Data entries for graphics:

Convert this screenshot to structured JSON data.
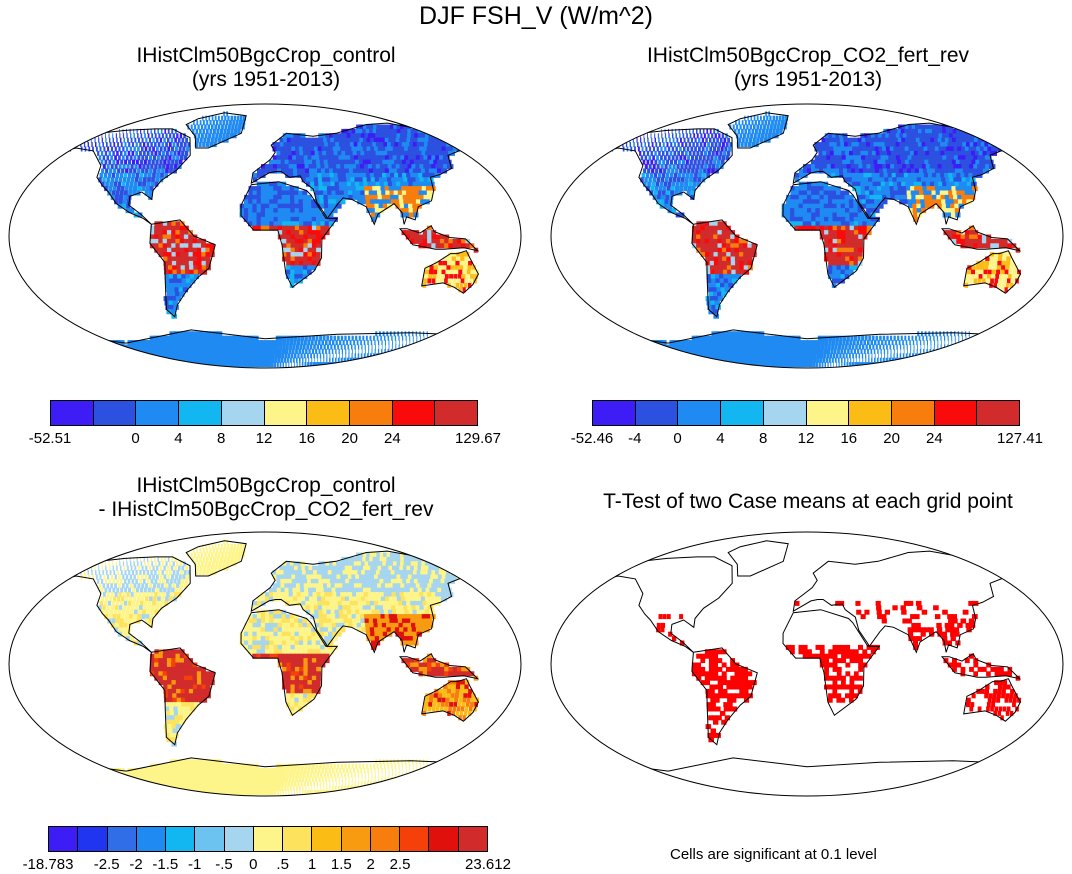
{
  "figure": {
    "title": "DJF FSH_V (W/m^2)"
  },
  "panels": [
    {
      "id": "control",
      "title_line1": "IHistClm50BgcCrop_control",
      "title_line2": "(yrs 1951-2013)",
      "colorbar": {
        "colors": [
          "#3d1cf5",
          "#2c50e0",
          "#1f8af2",
          "#12b7f2",
          "#a6d5ef",
          "#fdf48a",
          "#fbbc16",
          "#f77d0c",
          "#f80b0a",
          "#d12b2b"
        ],
        "labels": [
          "-52.51",
          "0",
          "4",
          "8",
          "12",
          "16",
          "20",
          "24",
          "129.67"
        ],
        "label_positions": [
          0,
          2,
          3,
          4,
          5,
          6,
          7,
          8,
          10
        ]
      }
    },
    {
      "id": "co2",
      "title_line1": "IHistClm50BgcCrop_CO2_fert_rev",
      "title_line2": "(yrs 1951-2013)",
      "colorbar": {
        "colors": [
          "#3d1cf5",
          "#2c50e0",
          "#1f8af2",
          "#12b7f2",
          "#a6d5ef",
          "#fdf48a",
          "#fbbc16",
          "#f77d0c",
          "#f80b0a",
          "#d12b2b"
        ],
        "labels": [
          "-52.46",
          "-4",
          "0",
          "4",
          "8",
          "12",
          "16",
          "20",
          "24",
          "127.41"
        ],
        "label_positions": [
          0,
          1,
          2,
          3,
          4,
          5,
          6,
          7,
          8,
          10
        ]
      }
    },
    {
      "id": "diff",
      "title_line1": "IHistClm50BgcCrop_control",
      "title_line2": "- IHistClm50BgcCrop_CO2_fert_rev",
      "colorbar": {
        "colors": [
          "#3d1cf5",
          "#1f35f0",
          "#2f6ee6",
          "#1f8af2",
          "#12b7f2",
          "#6cc3ef",
          "#a6d5ef",
          "#fdf48a",
          "#fde25e",
          "#fbbc16",
          "#f99b10",
          "#f77d0c",
          "#f5400a",
          "#e0100d",
          "#d12b2b"
        ],
        "labels": [
          "-18.783",
          "-2.5",
          "-2",
          "-1.5",
          "-1",
          "-.5",
          "0",
          ".5",
          "1",
          "1.5",
          "2",
          "2.5",
          "23.612"
        ],
        "label_positions": [
          0,
          2,
          3,
          4,
          5,
          6,
          7,
          8,
          9,
          10,
          11,
          12,
          15
        ]
      }
    },
    {
      "id": "ttest",
      "title_line1": "T-Test of two Case means at each grid point",
      "title_line2": "",
      "note": "Cells are significant at 0.1 level"
    }
  ],
  "map_colors": {
    "ocean": "#ffffff",
    "coast": "#000000",
    "significant": "#ff0000",
    "north_cold": "#2c50e0",
    "mid_blue": "#1f8af2",
    "tropics_hot": "#e02020",
    "warm": "#fbbc16",
    "pale_yellow": "#fdf48a",
    "light_blue": "#a6d5ef",
    "antarctica_a": "#1f8af2",
    "antarctica_diff": "#fdf48a"
  }
}
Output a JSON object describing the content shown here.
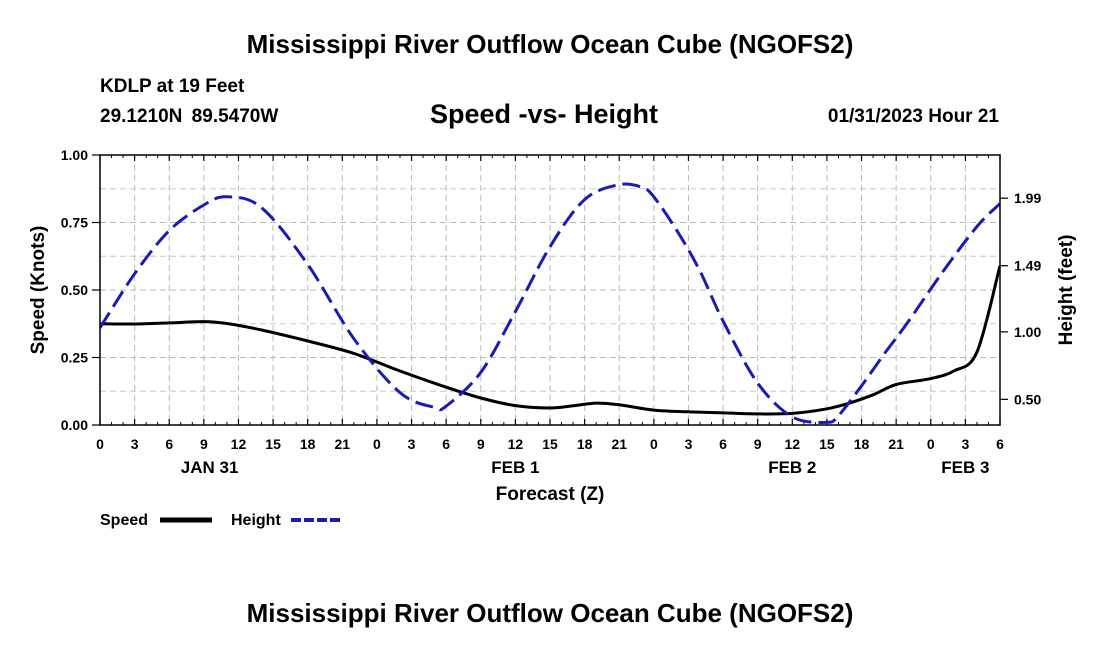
{
  "header": {
    "title": "Mississippi River Outflow Ocean Cube (NGOFS2)",
    "station": "KDLP at 19 Feet",
    "latlon": "29.1210N  89.5470W",
    "subtitle": "Speed -vs- Height",
    "datetime": "01/31/2023 Hour 21"
  },
  "footer": {
    "title": "Mississippi River Outflow Ocean Cube (NGOFS2)"
  },
  "chart_data": {
    "type": "line",
    "title": "Speed -vs- Height",
    "xlabel": "Forecast (Z)",
    "ylabel": "Speed (Knots)",
    "y2label": "Height (feet)",
    "x_range": [
      0,
      78
    ],
    "ylim": [
      0,
      1
    ],
    "y2lim": [
      0.31,
      2.31
    ],
    "x_ticks": [
      0,
      3,
      6,
      9,
      12,
      15,
      18,
      21,
      24,
      27,
      30,
      33,
      36,
      39,
      42,
      45,
      48,
      51,
      54,
      57,
      60,
      63,
      66,
      69,
      72,
      75,
      78
    ],
    "x_tick_labels": [
      "0",
      "3",
      "6",
      "9",
      "12",
      "15",
      "18",
      "21",
      "0",
      "3",
      "6",
      "9",
      "12",
      "15",
      "18",
      "21",
      "0",
      "3",
      "6",
      "9",
      "12",
      "15",
      "18",
      "21",
      "0",
      "3",
      "6"
    ],
    "date_labels": [
      {
        "label": "JAN 31",
        "x": 9.5
      },
      {
        "label": "FEB 1",
        "x": 36
      },
      {
        "label": "FEB 2",
        "x": 60
      },
      {
        "label": "FEB 3",
        "x": 75
      }
    ],
    "y_ticks": [
      0,
      0.25,
      0.5,
      0.75,
      1.0
    ],
    "y_tick_labels": [
      "0.00",
      "0.25",
      "0.50",
      "0.75",
      "1.00"
    ],
    "y2_ticks": [
      0.5,
      1.0,
      1.49,
      1.99
    ],
    "y2_tick_labels": [
      "0.50",
      "1.00",
      "1.49",
      "1.99"
    ],
    "grid": true,
    "legend_position": "bottom-left",
    "series": [
      {
        "name": "Speed",
        "axis": "left",
        "color": "#000000",
        "style": "solid",
        "x": [
          0,
          3,
          6,
          9,
          11,
          14,
          18,
          22,
          26,
          30,
          33,
          36,
          39,
          41,
          43,
          45,
          48,
          51,
          54,
          57,
          60,
          63,
          65,
          67,
          69,
          72,
          74,
          76,
          78
        ],
        "values": [
          0.375,
          0.374,
          0.378,
          0.383,
          0.376,
          0.352,
          0.311,
          0.265,
          0.2,
          0.14,
          0.1,
          0.072,
          0.063,
          0.071,
          0.081,
          0.075,
          0.055,
          0.049,
          0.045,
          0.041,
          0.043,
          0.06,
          0.082,
          0.112,
          0.15,
          0.172,
          0.2,
          0.27,
          0.59
        ]
      },
      {
        "name": "Height",
        "axis": "right",
        "color": "#1a1ab4",
        "style": "dashed",
        "x": [
          0,
          3,
          6,
          9,
          11,
          14,
          18,
          22,
          26,
          29,
          30,
          33,
          36,
          39,
          42,
          45,
          47,
          48,
          50,
          52,
          54,
          57,
          60,
          63,
          64,
          66,
          68,
          70,
          73,
          76,
          78
        ],
        "values": [
          1.03,
          1.43,
          1.75,
          1.94,
          2.0,
          1.92,
          1.5,
          0.95,
          0.55,
          0.44,
          0.45,
          0.7,
          1.15,
          1.63,
          1.98,
          2.09,
          2.07,
          2.0,
          1.75,
          1.45,
          1.08,
          0.62,
          0.37,
          0.33,
          0.38,
          0.6,
          0.84,
          1.07,
          1.44,
          1.78,
          1.95
        ]
      }
    ]
  }
}
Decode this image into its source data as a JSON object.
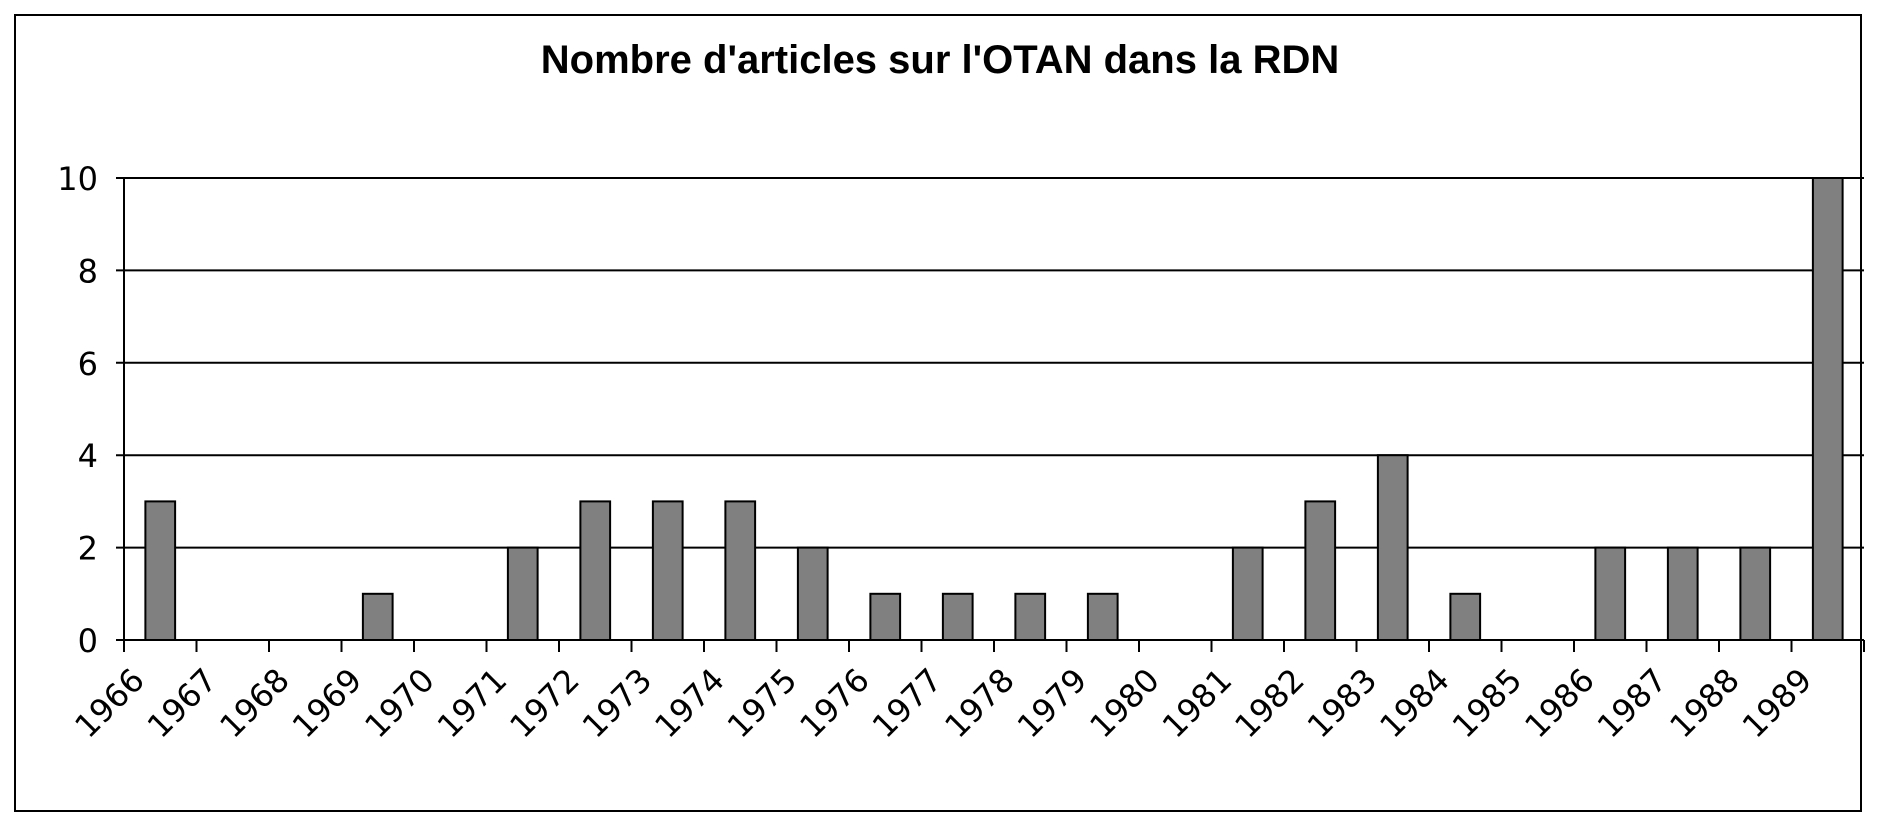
{
  "chart_data": {
    "type": "bar",
    "title": "Nombre d'articles sur l'OTAN dans la RDN",
    "xlabel": "",
    "ylabel": "",
    "categories": [
      "1966",
      "1967",
      "1968",
      "1969",
      "1970",
      "1971",
      "1972",
      "1973",
      "1974",
      "1975",
      "1976",
      "1977",
      "1978",
      "1979",
      "1980",
      "1981",
      "1982",
      "1983",
      "1984",
      "1985",
      "1986",
      "1987",
      "1988",
      "1989"
    ],
    "values": [
      3,
      0,
      0,
      1,
      0,
      2,
      3,
      3,
      3,
      2,
      1,
      1,
      1,
      1,
      0,
      2,
      3,
      4,
      1,
      0,
      2,
      2,
      2,
      10
    ],
    "ylim": [
      0,
      10
    ],
    "yticks": [
      "0",
      "2",
      "4",
      "6",
      "8",
      "10"
    ],
    "grid": true,
    "legend": "none",
    "bar_color": "#808080"
  }
}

Work to complete. Quote the data exactly, leaving every image out of the copy.

Written solution.
Convert this screenshot to structured JSON data.
{
  "figure": {
    "title": "DJF FSH_V (W/m^2)"
  },
  "panels": [
    {
      "id": "control",
      "title_line1": "IHistClm50BgcCrop_control",
      "title_line2": "(yrs 1951-2013)",
      "colorbar": {
        "colors": [
          "#3d1cf5",
          "#2c50e0",
          "#1f8af2",
          "#12b7f2",
          "#a6d5ef",
          "#fdf48a",
          "#fbbc16",
          "#f77d0c",
          "#f80b0a",
          "#d12b2b"
        ],
        "labels": [
          "-52.51",
          "0",
          "4",
          "8",
          "12",
          "16",
          "20",
          "24",
          "129.67"
        ],
        "label_positions": [
          0,
          2,
          3,
          4,
          5,
          6,
          7,
          8,
          10
        ]
      }
    },
    {
      "id": "co2",
      "title_line1": "IHistClm50BgcCrop_CO2_fert_rev",
      "title_line2": "(yrs 1951-2013)",
      "colorbar": {
        "colors": [
          "#3d1cf5",
          "#2c50e0",
          "#1f8af2",
          "#12b7f2",
          "#a6d5ef",
          "#fdf48a",
          "#fbbc16",
          "#f77d0c",
          "#f80b0a",
          "#d12b2b"
        ],
        "labels": [
          "-52.46",
          "-4",
          "0",
          "4",
          "8",
          "12",
          "16",
          "20",
          "24",
          "127.41"
        ],
        "label_positions": [
          0,
          1,
          2,
          3,
          4,
          5,
          6,
          7,
          8,
          10
        ]
      }
    },
    {
      "id": "diff",
      "title_line1": "IHistClm50BgcCrop_control",
      "title_line2": "- IHistClm50BgcCrop_CO2_fert_rev",
      "colorbar": {
        "colors": [
          "#3d1cf5",
          "#1f35f0",
          "#2f6ee6",
          "#1f8af2",
          "#12b7f2",
          "#6cc3ef",
          "#a6d5ef",
          "#fdf48a",
          "#fde25e",
          "#fbbc16",
          "#f99b10",
          "#f77d0c",
          "#f5400a",
          "#e0100d",
          "#d12b2b"
        ],
        "labels": [
          "-18.783",
          "-2.5",
          "-2",
          "-1.5",
          "-1",
          "-.5",
          "0",
          ".5",
          "1",
          "1.5",
          "2",
          "2.5",
          "23.612"
        ],
        "label_positions": [
          0,
          2,
          3,
          4,
          5,
          6,
          7,
          8,
          9,
          10,
          11,
          12,
          15
        ]
      }
    },
    {
      "id": "ttest",
      "title_line1": "T-Test of two Case means at each grid point",
      "title_line2": "",
      "note": "Cells are significant at 0.1 level"
    }
  ],
  "map_colors": {
    "ocean": "#ffffff",
    "coast": "#000000",
    "significant": "#ff0000",
    "north_cold": "#2c50e0",
    "mid_blue": "#1f8af2",
    "tropics_hot": "#e02020",
    "warm": "#fbbc16",
    "pale_yellow": "#fdf48a",
    "light_blue": "#a6d5ef",
    "antarctica_a": "#1f8af2",
    "antarctica_diff": "#fdf48a"
  }
}
Output a JSON object describing the content shown here.
{
  "header": {
    "title": "Mississippi River Outflow Ocean Cube (NGOFS2)",
    "station": "KDLP at 19 Feet",
    "latlon": "29.1210N  89.5470W",
    "subtitle": "Speed -vs- Height",
    "datetime": "01/31/2023 Hour 21"
  },
  "footer": {
    "title": "Mississippi River Outflow Ocean Cube (NGOFS2)"
  },
  "chart_data": {
    "type": "line",
    "title": "Speed -vs- Height",
    "xlabel": "Forecast (Z)",
    "ylabel": "Speed (Knots)",
    "y2label": "Height (feet)",
    "x_range": [
      0,
      78
    ],
    "ylim": [
      0,
      1
    ],
    "y2lim": [
      0.31,
      2.31
    ],
    "x_ticks": [
      0,
      3,
      6,
      9,
      12,
      15,
      18,
      21,
      24,
      27,
      30,
      33,
      36,
      39,
      42,
      45,
      48,
      51,
      54,
      57,
      60,
      63,
      66,
      69,
      72,
      75,
      78
    ],
    "x_tick_labels": [
      "0",
      "3",
      "6",
      "9",
      "12",
      "15",
      "18",
      "21",
      "0",
      "3",
      "6",
      "9",
      "12",
      "15",
      "18",
      "21",
      "0",
      "3",
      "6",
      "9",
      "12",
      "15",
      "18",
      "21",
      "0",
      "3",
      "6"
    ],
    "date_labels": [
      {
        "label": "JAN 31",
        "x": 9.5
      },
      {
        "label": "FEB 1",
        "x": 36
      },
      {
        "label": "FEB 2",
        "x": 60
      },
      {
        "label": "FEB 3",
        "x": 75
      }
    ],
    "y_ticks": [
      0,
      0.25,
      0.5,
      0.75,
      1.0
    ],
    "y_tick_labels": [
      "0.00",
      "0.25",
      "0.50",
      "0.75",
      "1.00"
    ],
    "y2_ticks": [
      0.5,
      1.0,
      1.49,
      1.99
    ],
    "y2_tick_labels": [
      "0.50",
      "1.00",
      "1.49",
      "1.99"
    ],
    "grid": true,
    "legend_position": "bottom-left",
    "series": [
      {
        "name": "Speed",
        "axis": "left",
        "color": "#000000",
        "style": "solid",
        "x": [
          0,
          3,
          6,
          9,
          11,
          14,
          18,
          22,
          26,
          30,
          33,
          36,
          39,
          41,
          43,
          45,
          48,
          51,
          54,
          57,
          60,
          63,
          65,
          67,
          69,
          72,
          74,
          76,
          78
        ],
        "values": [
          0.375,
          0.374,
          0.378,
          0.383,
          0.376,
          0.352,
          0.311,
          0.265,
          0.2,
          0.14,
          0.1,
          0.072,
          0.063,
          0.071,
          0.081,
          0.075,
          0.055,
          0.049,
          0.045,
          0.041,
          0.043,
          0.06,
          0.082,
          0.112,
          0.15,
          0.172,
          0.2,
          0.27,
          0.59
        ]
      },
      {
        "name": "Height",
        "axis": "right",
        "color": "#1a1ab4",
        "style": "dashed",
        "x": [
          0,
          3,
          6,
          9,
          11,
          14,
          18,
          22,
          26,
          29,
          30,
          33,
          36,
          39,
          42,
          45,
          47,
          48,
          50,
          52,
          54,
          57,
          60,
          63,
          64,
          66,
          68,
          70,
          73,
          76,
          78
        ],
        "values": [
          1.03,
          1.43,
          1.75,
          1.94,
          2.0,
          1.92,
          1.5,
          0.95,
          0.55,
          0.44,
          0.45,
          0.7,
          1.15,
          1.63,
          1.98,
          2.09,
          2.07,
          2.0,
          1.75,
          1.45,
          1.08,
          0.62,
          0.37,
          0.33,
          0.38,
          0.6,
          0.84,
          1.07,
          1.44,
          1.78,
          1.95
        ]
      }
    ]
  }
}
Decode this image into its source data as a JSON object.
{
  "chart_data": {
    "type": "bar",
    "title": "Nombre d'articles sur l'OTAN dans la RDN",
    "xlabel": "",
    "ylabel": "",
    "categories": [
      "1966",
      "1967",
      "1968",
      "1969",
      "1970",
      "1971",
      "1972",
      "1973",
      "1974",
      "1975",
      "1976",
      "1977",
      "1978",
      "1979",
      "1980",
      "1981",
      "1982",
      "1983",
      "1984",
      "1985",
      "1986",
      "1987",
      "1988",
      "1989"
    ],
    "values": [
      3,
      0,
      0,
      1,
      0,
      2,
      3,
      3,
      3,
      2,
      1,
      1,
      1,
      1,
      0,
      2,
      3,
      4,
      1,
      0,
      2,
      2,
      2,
      10
    ],
    "ylim": [
      0,
      10
    ],
    "yticks": [
      "0",
      "2",
      "4",
      "6",
      "8",
      "10"
    ],
    "grid": true,
    "legend": "none",
    "bar_color": "#808080"
  }
}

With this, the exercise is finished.